Goal — In the edge detection text, rewrite the paragraph that begins "combines each unique input into a cumulative value" as a short bulleted list that keeps its main facts.

Text —
------

\section{Edge Detection in FRP programs: RSAGL.Edge}

Edge detection works for all inputs that implement Eq, and is simply a mechanism to observe when a value changes.

\begin{code}
{-# OPTIONS_GHC -farrows -fglasgow-exts #-}

module RSAGL.Edge 
    (Edge(..),
     edge,
     edgeBy,
     edgep,
     edgeFold,
     edgeFoldBy,
     edgeMap,
     edgeMapBy,
     history,
     sticky,
     initial,
     started)
    where

import RSAGL.AbstractVector
import RSAGL.FRP as FRP
import RSAGL.SwitchedArrow as SwitchedArrow
import RSAGL.Time
import Control.Arrow
import Control.Arrow.Operations
import Control.Arrow.Transformer
\end{code}

\subsection{Edge data structure}

\begin{code}
data Edge a = Edge { edge_previous :: !a,
                     edge_next :: !a,
                     edge_changed :: !Time }
              deriving (Eq,Show)
\end{code}

\subsection{Edge detectors}

\texttt{edge} watches an input and answers an Edge data structure.

\begin{code}
edge :: (Arrow a,ArrowChoice a,ArrowApply a,Eq e) => FRPX any t i o a e (Edge e)
edge = edgeBy (==)

edgeBy :: (Arrow a,ArrowChoice a,ArrowApply a) => (e -> e -> Bool) -> FRPX any t i o a e (Edge e)
edgeBy predicate = proc e ->
    do t <- threadTime -< ()
       edgeFoldBy (\x y -> predicate (fst x) (fst y)) (\(e,t) -> Edge e e t) edgeBy' -< (e,t)
  where edgeBy' (e,t) old_edge = Edge { edge_previous = edge_next old_edge, edge_next = e, edge_changed = t }
\end{code}

\texttt{edgep} answers True exactly once each time a value changes.

\begin{code}
edgep :: (Arrow a,ArrowChoice a,ArrowApply a,Eq e) => FRPX any t i o a e Bool
edgep = FRP.statefulContext $ SwitchedArrow.withState edgep' id
    where edgep' = proc i ->
              do old_value <- lift fetch -< ()
                 lift store -< i
                 returnA -< i /= old_value
\end{code}

\subsection{Edge folds}

\texttt{edgeFold} combines each unique input into a cumulative value using a folding function.
The folding function must have some way to discard old edges, or it will represent a space leak.

\begin{code}
edgeFold :: (Arrow a,ArrowChoice a,ArrowApply a,Eq j) => (j -> p) -> (j -> p -> p) -> FRPX any t i o a j p
edgeFold = edgeFoldBy (==)

------

Data lines —
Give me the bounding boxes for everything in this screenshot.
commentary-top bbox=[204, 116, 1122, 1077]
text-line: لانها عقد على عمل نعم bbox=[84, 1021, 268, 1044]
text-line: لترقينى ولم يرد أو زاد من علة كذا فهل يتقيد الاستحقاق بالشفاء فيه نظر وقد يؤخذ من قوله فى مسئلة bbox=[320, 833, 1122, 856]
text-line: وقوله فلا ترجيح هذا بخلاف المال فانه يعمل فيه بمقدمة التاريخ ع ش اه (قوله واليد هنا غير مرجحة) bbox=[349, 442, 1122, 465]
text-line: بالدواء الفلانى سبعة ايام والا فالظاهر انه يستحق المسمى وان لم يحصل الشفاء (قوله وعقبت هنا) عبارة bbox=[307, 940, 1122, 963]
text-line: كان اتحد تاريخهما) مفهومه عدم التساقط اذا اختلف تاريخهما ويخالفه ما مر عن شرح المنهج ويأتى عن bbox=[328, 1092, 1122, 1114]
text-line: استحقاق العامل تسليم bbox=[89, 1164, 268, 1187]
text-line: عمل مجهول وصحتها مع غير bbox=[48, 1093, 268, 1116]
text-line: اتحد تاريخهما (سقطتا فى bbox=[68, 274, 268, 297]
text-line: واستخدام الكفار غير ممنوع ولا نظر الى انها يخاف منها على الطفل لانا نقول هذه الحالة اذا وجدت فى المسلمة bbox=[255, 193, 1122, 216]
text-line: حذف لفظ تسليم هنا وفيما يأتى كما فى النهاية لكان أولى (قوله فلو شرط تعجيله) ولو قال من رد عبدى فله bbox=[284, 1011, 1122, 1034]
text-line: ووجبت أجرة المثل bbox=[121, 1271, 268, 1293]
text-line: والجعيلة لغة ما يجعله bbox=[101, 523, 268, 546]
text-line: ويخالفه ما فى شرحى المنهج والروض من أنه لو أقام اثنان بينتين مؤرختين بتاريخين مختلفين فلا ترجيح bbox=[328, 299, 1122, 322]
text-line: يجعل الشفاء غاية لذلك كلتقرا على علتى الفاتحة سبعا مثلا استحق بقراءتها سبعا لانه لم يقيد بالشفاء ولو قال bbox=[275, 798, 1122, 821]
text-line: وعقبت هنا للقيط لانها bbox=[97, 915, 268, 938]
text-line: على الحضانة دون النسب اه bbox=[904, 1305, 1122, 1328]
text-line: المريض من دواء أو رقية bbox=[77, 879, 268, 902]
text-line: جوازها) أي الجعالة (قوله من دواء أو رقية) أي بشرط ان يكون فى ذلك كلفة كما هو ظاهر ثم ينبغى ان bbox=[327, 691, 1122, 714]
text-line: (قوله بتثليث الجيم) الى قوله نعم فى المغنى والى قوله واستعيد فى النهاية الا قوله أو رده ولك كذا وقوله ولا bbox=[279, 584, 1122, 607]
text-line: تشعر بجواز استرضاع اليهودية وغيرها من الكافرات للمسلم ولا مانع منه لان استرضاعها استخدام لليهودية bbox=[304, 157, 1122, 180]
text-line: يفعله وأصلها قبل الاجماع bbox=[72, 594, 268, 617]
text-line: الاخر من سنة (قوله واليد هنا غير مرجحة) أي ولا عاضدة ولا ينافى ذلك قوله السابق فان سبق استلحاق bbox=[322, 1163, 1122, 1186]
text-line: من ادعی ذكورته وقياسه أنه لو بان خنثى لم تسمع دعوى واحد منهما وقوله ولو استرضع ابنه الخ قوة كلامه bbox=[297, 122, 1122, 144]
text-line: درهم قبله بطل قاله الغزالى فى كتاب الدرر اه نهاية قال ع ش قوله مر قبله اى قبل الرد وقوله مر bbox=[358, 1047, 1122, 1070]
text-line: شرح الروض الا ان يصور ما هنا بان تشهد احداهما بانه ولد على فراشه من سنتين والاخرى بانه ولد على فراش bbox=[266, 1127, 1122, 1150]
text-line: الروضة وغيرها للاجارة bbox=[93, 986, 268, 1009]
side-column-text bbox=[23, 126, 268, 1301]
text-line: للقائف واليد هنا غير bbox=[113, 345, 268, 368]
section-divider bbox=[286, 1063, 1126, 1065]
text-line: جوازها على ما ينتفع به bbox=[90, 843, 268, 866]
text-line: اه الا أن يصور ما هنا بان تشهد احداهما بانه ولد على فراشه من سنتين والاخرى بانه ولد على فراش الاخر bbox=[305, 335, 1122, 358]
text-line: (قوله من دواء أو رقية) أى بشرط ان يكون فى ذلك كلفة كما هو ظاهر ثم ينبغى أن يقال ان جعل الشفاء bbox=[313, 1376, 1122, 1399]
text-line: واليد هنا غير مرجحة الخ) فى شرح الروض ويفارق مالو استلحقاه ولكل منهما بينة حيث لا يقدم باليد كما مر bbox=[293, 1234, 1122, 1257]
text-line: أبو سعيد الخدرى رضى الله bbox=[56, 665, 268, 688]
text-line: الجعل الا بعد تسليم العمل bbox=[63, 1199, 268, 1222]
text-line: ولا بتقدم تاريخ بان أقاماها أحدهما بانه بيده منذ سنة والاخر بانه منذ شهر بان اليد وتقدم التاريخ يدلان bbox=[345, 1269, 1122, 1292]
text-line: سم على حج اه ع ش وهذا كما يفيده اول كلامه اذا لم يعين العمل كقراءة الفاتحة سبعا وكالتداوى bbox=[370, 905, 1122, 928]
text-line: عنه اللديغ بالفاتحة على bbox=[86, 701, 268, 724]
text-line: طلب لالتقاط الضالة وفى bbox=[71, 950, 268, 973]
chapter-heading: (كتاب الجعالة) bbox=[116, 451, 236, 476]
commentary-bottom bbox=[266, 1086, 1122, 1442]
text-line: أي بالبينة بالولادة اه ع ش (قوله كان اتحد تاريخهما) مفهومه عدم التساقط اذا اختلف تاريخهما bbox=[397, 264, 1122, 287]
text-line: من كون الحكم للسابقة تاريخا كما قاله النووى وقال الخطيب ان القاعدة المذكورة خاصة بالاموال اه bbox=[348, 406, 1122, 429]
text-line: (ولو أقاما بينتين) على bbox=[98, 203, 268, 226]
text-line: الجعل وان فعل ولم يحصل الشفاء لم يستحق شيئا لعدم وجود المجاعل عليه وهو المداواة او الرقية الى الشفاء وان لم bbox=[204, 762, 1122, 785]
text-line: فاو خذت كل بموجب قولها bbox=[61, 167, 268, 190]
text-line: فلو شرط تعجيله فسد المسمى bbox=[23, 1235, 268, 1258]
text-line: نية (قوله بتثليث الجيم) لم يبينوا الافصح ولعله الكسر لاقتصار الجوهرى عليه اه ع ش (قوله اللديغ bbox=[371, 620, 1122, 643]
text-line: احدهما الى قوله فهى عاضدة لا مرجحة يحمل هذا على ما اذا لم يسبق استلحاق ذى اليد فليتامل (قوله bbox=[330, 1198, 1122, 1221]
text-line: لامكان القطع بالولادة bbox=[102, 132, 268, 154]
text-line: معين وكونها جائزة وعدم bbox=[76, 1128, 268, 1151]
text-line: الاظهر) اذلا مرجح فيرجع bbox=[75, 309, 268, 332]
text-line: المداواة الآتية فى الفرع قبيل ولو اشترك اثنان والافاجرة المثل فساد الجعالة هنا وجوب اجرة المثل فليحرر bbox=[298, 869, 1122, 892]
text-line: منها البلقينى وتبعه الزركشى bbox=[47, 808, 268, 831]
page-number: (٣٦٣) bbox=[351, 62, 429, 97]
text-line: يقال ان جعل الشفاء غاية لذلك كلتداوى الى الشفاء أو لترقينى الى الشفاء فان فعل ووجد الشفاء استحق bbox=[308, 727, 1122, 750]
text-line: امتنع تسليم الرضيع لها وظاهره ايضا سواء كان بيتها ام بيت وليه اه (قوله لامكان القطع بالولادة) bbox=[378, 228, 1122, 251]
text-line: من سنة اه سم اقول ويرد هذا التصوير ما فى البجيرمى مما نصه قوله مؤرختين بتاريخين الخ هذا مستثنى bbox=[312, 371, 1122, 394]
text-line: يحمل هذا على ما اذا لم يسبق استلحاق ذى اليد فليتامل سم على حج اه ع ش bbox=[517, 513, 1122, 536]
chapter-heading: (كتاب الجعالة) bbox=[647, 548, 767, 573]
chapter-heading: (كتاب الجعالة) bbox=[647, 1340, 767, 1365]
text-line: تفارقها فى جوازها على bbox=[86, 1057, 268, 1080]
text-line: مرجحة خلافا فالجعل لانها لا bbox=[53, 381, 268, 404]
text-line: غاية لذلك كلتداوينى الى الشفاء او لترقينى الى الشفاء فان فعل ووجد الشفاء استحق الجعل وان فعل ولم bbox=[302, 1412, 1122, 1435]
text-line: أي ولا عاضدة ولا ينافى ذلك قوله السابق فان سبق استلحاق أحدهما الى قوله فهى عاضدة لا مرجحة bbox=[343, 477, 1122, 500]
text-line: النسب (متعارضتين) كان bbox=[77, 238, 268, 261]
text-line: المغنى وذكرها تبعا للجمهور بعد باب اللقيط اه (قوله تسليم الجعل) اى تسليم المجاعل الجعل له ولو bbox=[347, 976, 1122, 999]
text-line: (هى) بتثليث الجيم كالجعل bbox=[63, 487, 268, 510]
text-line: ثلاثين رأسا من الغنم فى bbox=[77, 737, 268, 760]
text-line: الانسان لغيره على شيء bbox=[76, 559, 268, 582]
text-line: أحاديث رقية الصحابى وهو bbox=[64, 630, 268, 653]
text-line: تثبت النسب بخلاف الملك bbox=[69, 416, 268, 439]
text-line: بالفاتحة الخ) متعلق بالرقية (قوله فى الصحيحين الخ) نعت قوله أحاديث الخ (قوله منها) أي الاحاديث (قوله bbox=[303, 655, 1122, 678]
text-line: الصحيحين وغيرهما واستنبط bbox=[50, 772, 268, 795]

------

Task output —
- edgeFold uses a folding function to combine each unique input into a cumulative value.
- The folding function needs some way to discard old edges; otherwise it represents a space leak.